:: Given records

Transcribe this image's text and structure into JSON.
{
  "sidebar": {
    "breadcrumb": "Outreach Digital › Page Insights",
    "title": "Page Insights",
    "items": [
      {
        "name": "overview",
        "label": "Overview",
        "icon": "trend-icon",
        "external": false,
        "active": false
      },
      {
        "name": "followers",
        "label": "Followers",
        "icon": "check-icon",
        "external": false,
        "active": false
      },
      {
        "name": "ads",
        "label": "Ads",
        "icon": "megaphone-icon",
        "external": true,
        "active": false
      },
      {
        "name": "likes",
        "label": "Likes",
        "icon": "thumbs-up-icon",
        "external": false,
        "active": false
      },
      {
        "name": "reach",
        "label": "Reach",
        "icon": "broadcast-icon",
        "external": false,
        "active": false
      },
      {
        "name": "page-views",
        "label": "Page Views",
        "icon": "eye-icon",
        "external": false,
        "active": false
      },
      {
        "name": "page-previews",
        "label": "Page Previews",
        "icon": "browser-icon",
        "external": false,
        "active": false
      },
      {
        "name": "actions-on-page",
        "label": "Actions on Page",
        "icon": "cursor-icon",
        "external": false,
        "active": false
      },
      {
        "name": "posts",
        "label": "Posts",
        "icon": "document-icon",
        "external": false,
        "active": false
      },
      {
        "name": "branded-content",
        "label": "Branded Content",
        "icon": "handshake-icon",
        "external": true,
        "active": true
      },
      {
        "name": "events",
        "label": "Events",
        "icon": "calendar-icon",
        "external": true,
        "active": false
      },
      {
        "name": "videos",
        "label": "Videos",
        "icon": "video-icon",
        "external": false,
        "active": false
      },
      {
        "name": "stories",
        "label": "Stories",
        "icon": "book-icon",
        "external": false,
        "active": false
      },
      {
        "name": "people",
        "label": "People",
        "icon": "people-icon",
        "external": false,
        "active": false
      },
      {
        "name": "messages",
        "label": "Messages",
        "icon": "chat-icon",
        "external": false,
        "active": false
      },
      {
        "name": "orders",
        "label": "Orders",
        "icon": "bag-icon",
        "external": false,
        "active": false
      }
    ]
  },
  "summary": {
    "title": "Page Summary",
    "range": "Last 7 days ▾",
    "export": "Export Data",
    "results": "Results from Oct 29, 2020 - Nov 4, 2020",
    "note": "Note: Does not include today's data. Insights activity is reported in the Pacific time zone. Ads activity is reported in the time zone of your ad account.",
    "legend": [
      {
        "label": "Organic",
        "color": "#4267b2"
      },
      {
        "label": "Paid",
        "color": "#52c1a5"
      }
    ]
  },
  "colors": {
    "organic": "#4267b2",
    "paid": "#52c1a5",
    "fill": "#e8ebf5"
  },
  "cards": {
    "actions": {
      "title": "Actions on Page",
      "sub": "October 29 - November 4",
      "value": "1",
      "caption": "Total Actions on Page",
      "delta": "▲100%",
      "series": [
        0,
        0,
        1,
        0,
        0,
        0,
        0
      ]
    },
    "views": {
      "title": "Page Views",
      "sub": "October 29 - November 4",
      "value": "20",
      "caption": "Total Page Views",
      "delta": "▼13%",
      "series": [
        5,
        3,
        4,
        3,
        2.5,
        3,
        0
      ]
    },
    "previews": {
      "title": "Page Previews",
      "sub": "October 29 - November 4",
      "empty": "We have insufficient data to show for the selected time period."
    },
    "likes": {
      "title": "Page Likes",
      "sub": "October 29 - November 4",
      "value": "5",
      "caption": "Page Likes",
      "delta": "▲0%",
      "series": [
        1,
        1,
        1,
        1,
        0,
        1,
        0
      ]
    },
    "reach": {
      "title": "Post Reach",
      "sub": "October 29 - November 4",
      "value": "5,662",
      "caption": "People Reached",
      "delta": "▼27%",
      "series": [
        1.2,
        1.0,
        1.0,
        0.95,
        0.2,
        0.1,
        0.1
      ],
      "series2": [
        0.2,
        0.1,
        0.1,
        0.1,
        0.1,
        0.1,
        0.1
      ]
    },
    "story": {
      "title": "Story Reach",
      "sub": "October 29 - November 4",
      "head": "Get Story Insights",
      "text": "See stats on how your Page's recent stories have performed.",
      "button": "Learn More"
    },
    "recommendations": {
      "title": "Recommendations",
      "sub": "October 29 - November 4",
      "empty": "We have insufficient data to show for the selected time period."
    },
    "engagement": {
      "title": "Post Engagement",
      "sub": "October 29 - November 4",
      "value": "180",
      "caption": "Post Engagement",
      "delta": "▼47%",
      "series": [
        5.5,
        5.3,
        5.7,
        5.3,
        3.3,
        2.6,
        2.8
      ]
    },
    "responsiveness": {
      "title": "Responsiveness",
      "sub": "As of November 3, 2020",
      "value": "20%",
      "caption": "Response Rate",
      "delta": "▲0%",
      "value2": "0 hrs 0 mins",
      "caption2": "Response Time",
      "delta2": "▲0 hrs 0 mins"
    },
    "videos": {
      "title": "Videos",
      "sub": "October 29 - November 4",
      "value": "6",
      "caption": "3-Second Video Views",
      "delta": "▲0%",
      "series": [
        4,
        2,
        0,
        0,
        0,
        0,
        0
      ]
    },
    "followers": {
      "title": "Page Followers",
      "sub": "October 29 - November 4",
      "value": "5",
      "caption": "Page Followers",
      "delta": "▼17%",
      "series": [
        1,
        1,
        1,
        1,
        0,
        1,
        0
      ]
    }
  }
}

::::

Problem statement
Reproduce the data, keeping every line exactly the same.

Exercise output
Transcribe this image's text and structure into JSON.
{
  "sidebar": {
    "breadcrumb": "Outreach Digital › Page Insights",
    "title": "Page Insights",
    "items": [
      {
        "name": "overview",
        "label": "Overview",
        "icon": "trend-icon",
        "external": false,
        "active": false
      },
      {
        "name": "followers",
        "label": "Followers",
        "icon": "check-icon",
        "external": false,
        "active": false
      },
      {
        "name": "ads",
        "label": "Ads",
        "icon": "megaphone-icon",
        "external": true,
        "active": false
      },
      {
        "name": "likes",
        "label": "Likes",
        "icon": "thumbs-up-icon",
        "external": false,
        "active": false
      },
      {
        "name": "reach",
        "label": "Reach",
        "icon": "broadcast-icon",
        "external": false,
        "active": false
      },
      {
        "name": "page-views",
        "label": "Page Views",
        "icon": "eye-icon",
        "external": false,
        "active": false
      },
      {
        "name": "page-previews",
        "label": "Page Previews",
        "icon": "browser-icon",
        "external": false,
        "active": false
      },
      {
        "name": "actions-on-page",
        "label": "Actions on Page",
        "icon": "cursor-icon",
        "external": false,
        "active": false
      },
      {
        "name": "posts",
        "label": "Posts",
        "icon": "document-icon",
        "external": false,
        "active": false
      },
      {
        "name": "branded-content",
        "label": "Branded Content",
        "icon": "handshake-icon",
        "external": true,
        "active": true
      },
      {
        "name": "events",
        "label": "Events",
        "icon": "calendar-icon",
        "external": true,
        "active": false
      },
      {
        "name": "videos",
        "label": "Videos",
        "icon": "video-icon",
        "external": false,
        "active": false
      },
      {
        "name": "stories",
        "label": "Stories",
        "icon": "book-icon",
        "external": false,
        "active": false
      },
      {
        "name": "people",
        "label": "People",
        "icon": "people-icon",
        "external": false,
        "active": false
      },
      {
        "name": "messages",
        "label": "Messages",
        "icon": "chat-icon",
        "external": false,
        "active": false
      },
      {
        "name": "orders",
        "label": "Orders",
        "icon": "bag-icon",
        "external": false,
        "active": false
      }
    ]
  },
  "summary": {
    "title": "Page Summary",
    "range": "Last 7 days ▾",
    "export": "Export Data",
    "results": "Results from Oct 29, 2020 - Nov 4, 2020",
    "note": "Note: Does not include today's data. Insights activity is reported in the Pacific time zone. Ads activity is reported in the time zone of your ad account.",
    "legend": [
      {
        "label": "Organic",
        "color": "#4267b2"
      },
      {
        "label": "Paid",
        "color": "#52c1a5"
      }
    ]
  },
  "colors": {
    "organic": "#4267b2",
    "paid": "#52c1a5",
    "fill": "#e8ebf5"
  },
  "cards": {
    "actions": {
      "title": "Actions on Page",
      "sub": "October 29 - November 4",
      "value": "1",
      "caption": "Total Actions on Page",
      "delta": "▲100%",
      "series": [
        0,
        0,
        1,
        0,
        0,
        0,
        0
      ]
    },
    "views": {
      "title": "Page Views",
      "sub": "October 29 - November 4",
      "value": "20",
      "caption": "Total Page Views",
      "delta": "▼13%",
      "series": [
        5,
        3,
        4,
        3,
        2.5,
        3,
        0
      ]
    },
    "previews": {
      "title": "Page Previews",
      "sub": "October 29 - November 4",
      "empty": "We have insufficient data to show for the selected time period."
    },
    "likes": {
      "title": "Page Likes",
      "sub": "October 29 - November 4",
      "value": "5",
      "caption": "Page Likes",
      "delta": "▲0%",
      "series": [
        1,
        1,
        1,
        1,
        0,
        1,
        0
      ]
    },
    "reach": {
      "title": "Post Reach",
      "sub": "October 29 - November 4",
      "value": "5,662",
      "caption": "People Reached",
      "delta": "▼27%",
      "series": [
        1.2,
        1.0,
        1.0,
        0.95,
        0.2,
        0.1,
        0.1
      ],
      "series2": [
        0.2,
        0.1,
        0.1,
        0.1,
        0.1,
        0.1,
        0.1
      ]
    },
    "story": {
      "title": "Story Reach",
      "sub": "October 29 - November 4",
      "head": "Get Story Insights",
      "text": "See stats on how your Page's recent stories have performed.",
      "button": "Learn More"
    },
    "recommendations": {
      "title": "Recommendations",
      "sub": "October 29 - November 4",
      "empty": "We have insufficient data to show for the selected time period."
    },
    "engagement": {
      "title": "Post Engagement",
      "sub": "October 29 - November 4",
      "value": "180",
      "caption": "Post Engagement",
      "delta": "▼47%",
      "series": [
        5.5,
        5.3,
        5.7,
        5.3,
        3.3,
        2.6,
        2.8
      ]
    },
    "responsiveness": {
      "title": "Responsiveness",
      "sub": "As of November 3, 2020",
      "value": "20%",
      "caption": "Response Rate",
      "delta": "▲0%",
      "value2": "0 hrs 0 mins",
      "caption2": "Response Time",
      "delta2": "▲0 hrs 0 mins"
    },
    "videos": {
      "title": "Videos",
      "sub": "October 29 - November 4",
      "value": "6",
      "caption": "3-Second Video Views",
      "delta": "▲0%",
      "series": [
        4,
        2,
        0,
        0,
        0,
        0,
        0
      ]
    },
    "followers": {
      "title": "Page Followers",
      "sub": "October 29 - November 4",
      "value": "5",
      "caption": "Page Followers",
      "delta": "▼17%",
      "series": [
        1,
        1,
        1,
        1,
        0,
        1,
        0
      ]
    }
  }
}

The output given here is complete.